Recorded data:
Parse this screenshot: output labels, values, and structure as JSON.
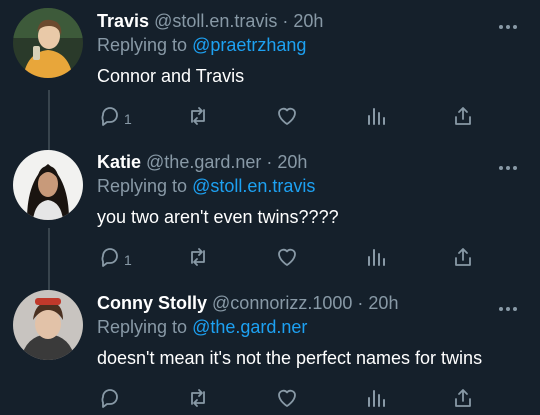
{
  "tweets": [
    {
      "name": "Travis",
      "handle": "@stoll.en.travis",
      "time": "20h",
      "replying_prefix": "Replying to",
      "replying_to": "@praetrzhang",
      "text": "Connor and Travis",
      "reply_count": "1",
      "avatar_colors": {
        "bg": "#2a3a2a",
        "shirt": "#e8a63a",
        "face": "#e9c9a8",
        "hair": "#6b4a2e"
      }
    },
    {
      "name": "Katie",
      "handle": "@the.gard.ner",
      "time": "20h",
      "replying_prefix": "Replying to",
      "replying_to": "@stoll.en.travis",
      "text": "you two aren't even twins????",
      "reply_count": "1",
      "avatar_colors": {
        "bg": "#f2f2f0",
        "shirt": "#e6e6e6",
        "face": "#c89a7a",
        "hair": "#1a1410"
      }
    },
    {
      "name": "Conny Stolly",
      "handle": "@connorizz.1000",
      "time": "20h",
      "replying_prefix": "Replying to",
      "replying_to": "@the.gard.ner",
      "text": "doesn't mean it's not the perfect names for twins",
      "reply_count": "",
      "avatar_colors": {
        "bg": "#c8c4c0",
        "shirt": "#3a3a3a",
        "face": "#e2c2a8",
        "hair": "#4a3020"
      }
    }
  ],
  "ui": {
    "more_icon": "more-horizontal-icon",
    "dot": "·",
    "colors": {
      "background": "#15202b",
      "secondary_text": "#8899a6",
      "link": "#1da1f2",
      "thread_line": "#38444d"
    }
  }
}
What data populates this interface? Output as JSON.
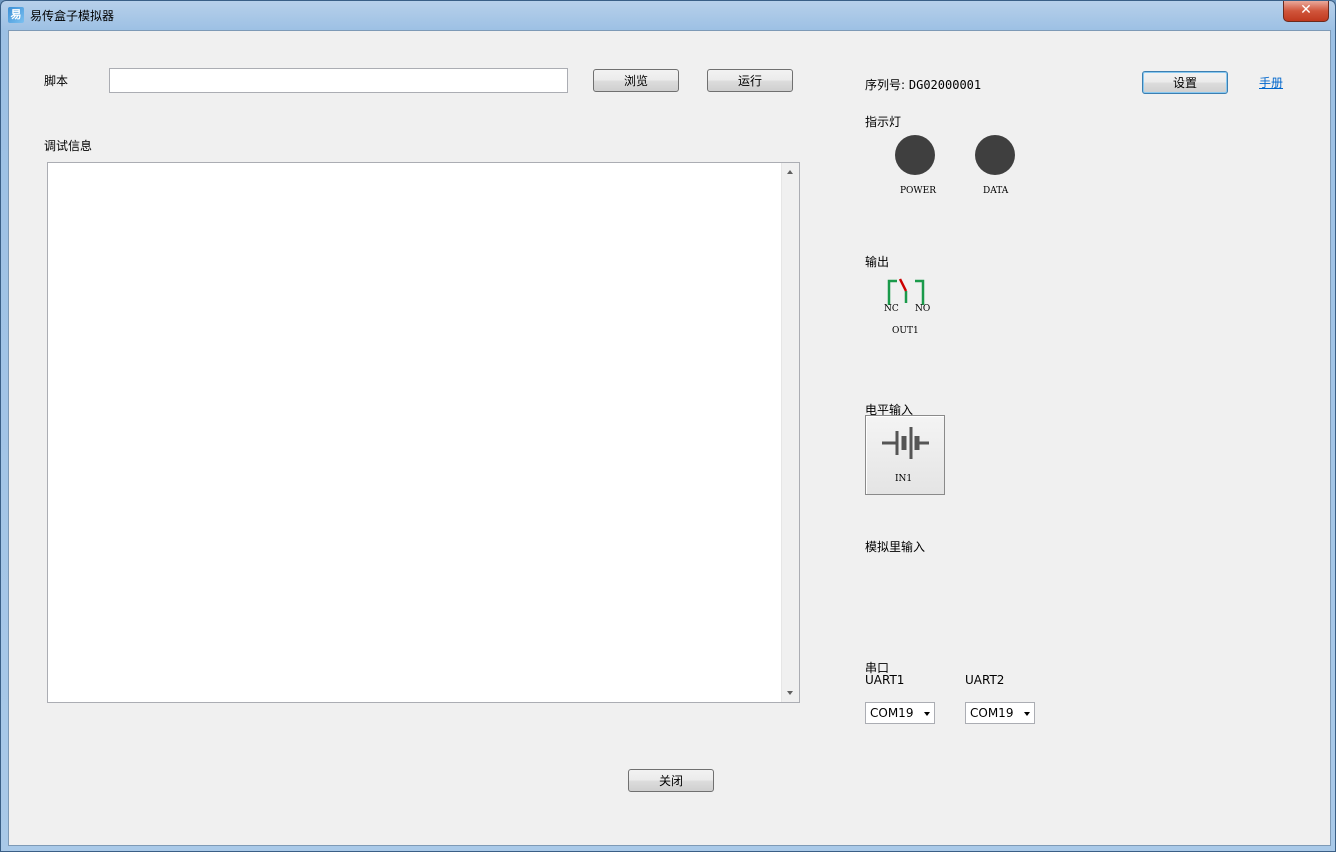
{
  "window": {
    "title": "易传盒子模拟器",
    "close_label": "✕",
    "icon_glyph": "易"
  },
  "script": {
    "label": "脚本",
    "value": "",
    "browse_label": "浏览",
    "run_label": "运行"
  },
  "debug": {
    "label": "调试信息",
    "content": ""
  },
  "device": {
    "serial_label": "序列号:",
    "serial_value": "DG02000001",
    "settings_label": "设置",
    "manual_label": "手册"
  },
  "indicators": {
    "label": "指示灯",
    "items": [
      {
        "name": "POWER",
        "color": "#3f3f3f"
      },
      {
        "name": "DATA",
        "color": "#3f3f3f"
      }
    ]
  },
  "output": {
    "label": "输出",
    "relay": {
      "nc": "NC",
      "no": "NO",
      "name": "OUT1",
      "contact_color": "#cc0000",
      "terminal_color": "#1a9a4a"
    }
  },
  "level_input": {
    "label": "电平输入",
    "name": "IN1"
  },
  "analog_input": {
    "label": "模拟里输入"
  },
  "serial": {
    "label": "串口",
    "uart1": {
      "label": "UART1",
      "value": "COM19"
    },
    "uart2": {
      "label": "UART2",
      "value": "COM19"
    }
  },
  "footer": {
    "close_label": "关闭"
  }
}
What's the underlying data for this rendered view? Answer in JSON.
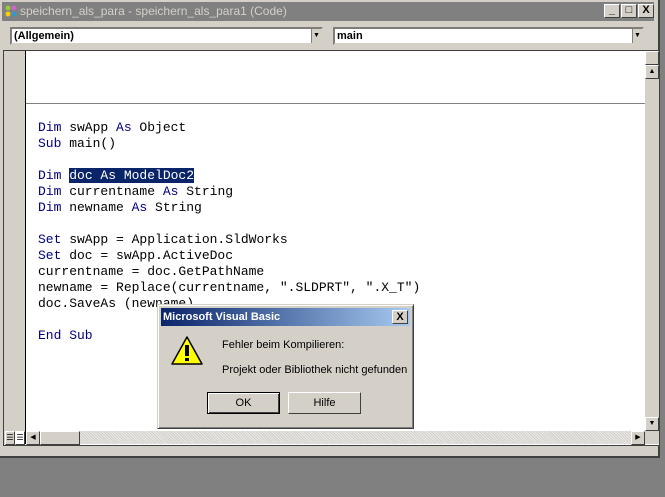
{
  "window": {
    "title": "speichern_als_para - speichern_als_para1 (Code)",
    "min": "_",
    "max": "□",
    "close": "X"
  },
  "object_combo": {
    "value": "(Allgemein)"
  },
  "proc_combo": {
    "value": "main"
  },
  "code": {
    "lines": [
      [],
      [],
      [
        {
          "k": "kw",
          "t": "Dim"
        },
        {
          "t": " swApp "
        },
        {
          "k": "kw",
          "t": "As"
        },
        {
          "t": " Object"
        }
      ],
      [
        {
          "k": "kw",
          "t": "Sub"
        },
        {
          "t": " main()"
        }
      ],
      [],
      [
        {
          "k": "kw",
          "t": "Dim"
        },
        {
          "t": " "
        },
        {
          "k": "sel",
          "t": "doc As ModelDoc2"
        }
      ],
      [
        {
          "k": "kw",
          "t": "Dim"
        },
        {
          "t": " currentname "
        },
        {
          "k": "kw",
          "t": "As"
        },
        {
          "t": " String"
        }
      ],
      [
        {
          "k": "kw",
          "t": "Dim"
        },
        {
          "t": " newname "
        },
        {
          "k": "kw",
          "t": "As"
        },
        {
          "t": " String"
        }
      ],
      [],
      [
        {
          "k": "kw",
          "t": "Set"
        },
        {
          "t": " swApp = Application.SldWorks"
        }
      ],
      [
        {
          "k": "kw",
          "t": "Set"
        },
        {
          "t": " doc = swApp.ActiveDoc"
        }
      ],
      [
        {
          "t": "currentname = doc.GetPathName"
        }
      ],
      [
        {
          "t": "newname = Replace(currentname, \".SLDPRT\", \".X_T\")"
        }
      ],
      [
        {
          "t": "doc.SaveAs (newname)"
        }
      ],
      [],
      [
        {
          "k": "kw",
          "t": "End Sub"
        }
      ]
    ]
  },
  "dialog": {
    "title": "Microsoft Visual Basic",
    "close": "X",
    "message1": "Fehler beim Kompilieren:",
    "message2": "Projekt oder Bibliothek nicht gefunden",
    "ok": "OK",
    "help": "Hilfe",
    "icon": "warning-icon"
  }
}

§ **OBJECTIVE**:
Pictures excluded, quote all the data above exactly.

§ **COMPLETED EXERCISE**:
Parse this screenshot: output labels, values, and structure as JSON.
{
  "tweets": [
    {
      "name": "Travis",
      "handle": "@stoll.en.travis",
      "time": "20h",
      "replying_prefix": "Replying to",
      "replying_to": "@praetrzhang",
      "text": "Connor and Travis",
      "reply_count": "1",
      "avatar_colors": {
        "bg": "#2a3a2a",
        "shirt": "#e8a63a",
        "face": "#e9c9a8",
        "hair": "#6b4a2e"
      }
    },
    {
      "name": "Katie",
      "handle": "@the.gard.ner",
      "time": "20h",
      "replying_prefix": "Replying to",
      "replying_to": "@stoll.en.travis",
      "text": "you two aren't even twins????",
      "reply_count": "1",
      "avatar_colors": {
        "bg": "#f2f2f0",
        "shirt": "#e6e6e6",
        "face": "#c89a7a",
        "hair": "#1a1410"
      }
    },
    {
      "name": "Conny Stolly",
      "handle": "@connorizz.1000",
      "time": "20h",
      "replying_prefix": "Replying to",
      "replying_to": "@the.gard.ner",
      "text": "doesn't mean it's not the perfect names for twins",
      "reply_count": "",
      "avatar_colors": {
        "bg": "#c8c4c0",
        "shirt": "#3a3a3a",
        "face": "#e2c2a8",
        "hair": "#4a3020"
      }
    }
  ],
  "ui": {
    "more_icon": "more-horizontal-icon",
    "dot": "·",
    "colors": {
      "background": "#15202b",
      "secondary_text": "#8899a6",
      "link": "#1da1f2",
      "thread_line": "#38444d"
    }
  }
}
What data populates this interface? Output as JSON.
{
  "window": {
    "title": "易传盒子模拟器",
    "close_label": "✕",
    "icon_glyph": "易"
  },
  "script": {
    "label": "脚本",
    "value": "",
    "browse_label": "浏览",
    "run_label": "运行"
  },
  "debug": {
    "label": "调试信息",
    "content": ""
  },
  "device": {
    "serial_label": "序列号:",
    "serial_value": "DG02000001",
    "settings_label": "设置",
    "manual_label": "手册"
  },
  "indicators": {
    "label": "指示灯",
    "items": [
      {
        "name": "POWER",
        "color": "#3f3f3f"
      },
      {
        "name": "DATA",
        "color": "#3f3f3f"
      }
    ]
  },
  "output": {
    "label": "输出",
    "relay": {
      "nc": "NC",
      "no": "NO",
      "name": "OUT1",
      "contact_color": "#cc0000",
      "terminal_color": "#1a9a4a"
    }
  },
  "level_input": {
    "label": "电平输入",
    "name": "IN1"
  },
  "analog_input": {
    "label": "模拟里输入"
  },
  "serial": {
    "label": "串口",
    "uart1": {
      "label": "UART1",
      "value": "COM19"
    },
    "uart2": {
      "label": "UART2",
      "value": "COM19"
    }
  },
  "footer": {
    "close_label": "关闭"
  }
}
What's the underlying data for this rendered view? Answer in JSON.
{
  "window": {
    "title": "speichern_als_para - speichern_als_para1 (Code)",
    "min": "_",
    "max": "□",
    "close": "X"
  },
  "object_combo": {
    "value": "(Allgemein)"
  },
  "proc_combo": {
    "value": "main"
  },
  "code": {
    "lines": [
      [],
      [],
      [
        {
          "k": "kw",
          "t": "Dim"
        },
        {
          "t": " swApp "
        },
        {
          "k": "kw",
          "t": "As"
        },
        {
          "t": " Object"
        }
      ],
      [
        {
          "k": "kw",
          "t": "Sub"
        },
        {
          "t": " main()"
        }
      ],
      [],
      [
        {
          "k": "kw",
          "t": "Dim"
        },
        {
          "t": " "
        },
        {
          "k": "sel",
          "t": "doc As ModelDoc2"
        }
      ],
      [
        {
          "k": "kw",
          "t": "Dim"
        },
        {
          "t": " currentname "
        },
        {
          "k": "kw",
          "t": "As"
        },
        {
          "t": " String"
        }
      ],
      [
        {
          "k": "kw",
          "t": "Dim"
        },
        {
          "t": " newname "
        },
        {
          "k": "kw",
          "t": "As"
        },
        {
          "t": " String"
        }
      ],
      [],
      [
        {
          "k": "kw",
          "t": "Set"
        },
        {
          "t": " swApp = Application.SldWorks"
        }
      ],
      [
        {
          "k": "kw",
          "t": "Set"
        },
        {
          "t": " doc = swApp.ActiveDoc"
        }
      ],
      [
        {
          "t": "currentname = doc.GetPathName"
        }
      ],
      [
        {
          "t": "newname = Replace(currentname, \".SLDPRT\", \".X_T\")"
        }
      ],
      [
        {
          "t": "doc.SaveAs (newname)"
        }
      ],
      [],
      [
        {
          "k": "kw",
          "t": "End Sub"
        }
      ]
    ]
  },
  "dialog": {
    "title": "Microsoft Visual Basic",
    "close": "X",
    "message1": "Fehler beim Kompilieren:",
    "message2": "Projekt oder Bibliothek nicht gefunden",
    "ok": "OK",
    "help": "Hilfe",
    "icon": "warning-icon"
  }
}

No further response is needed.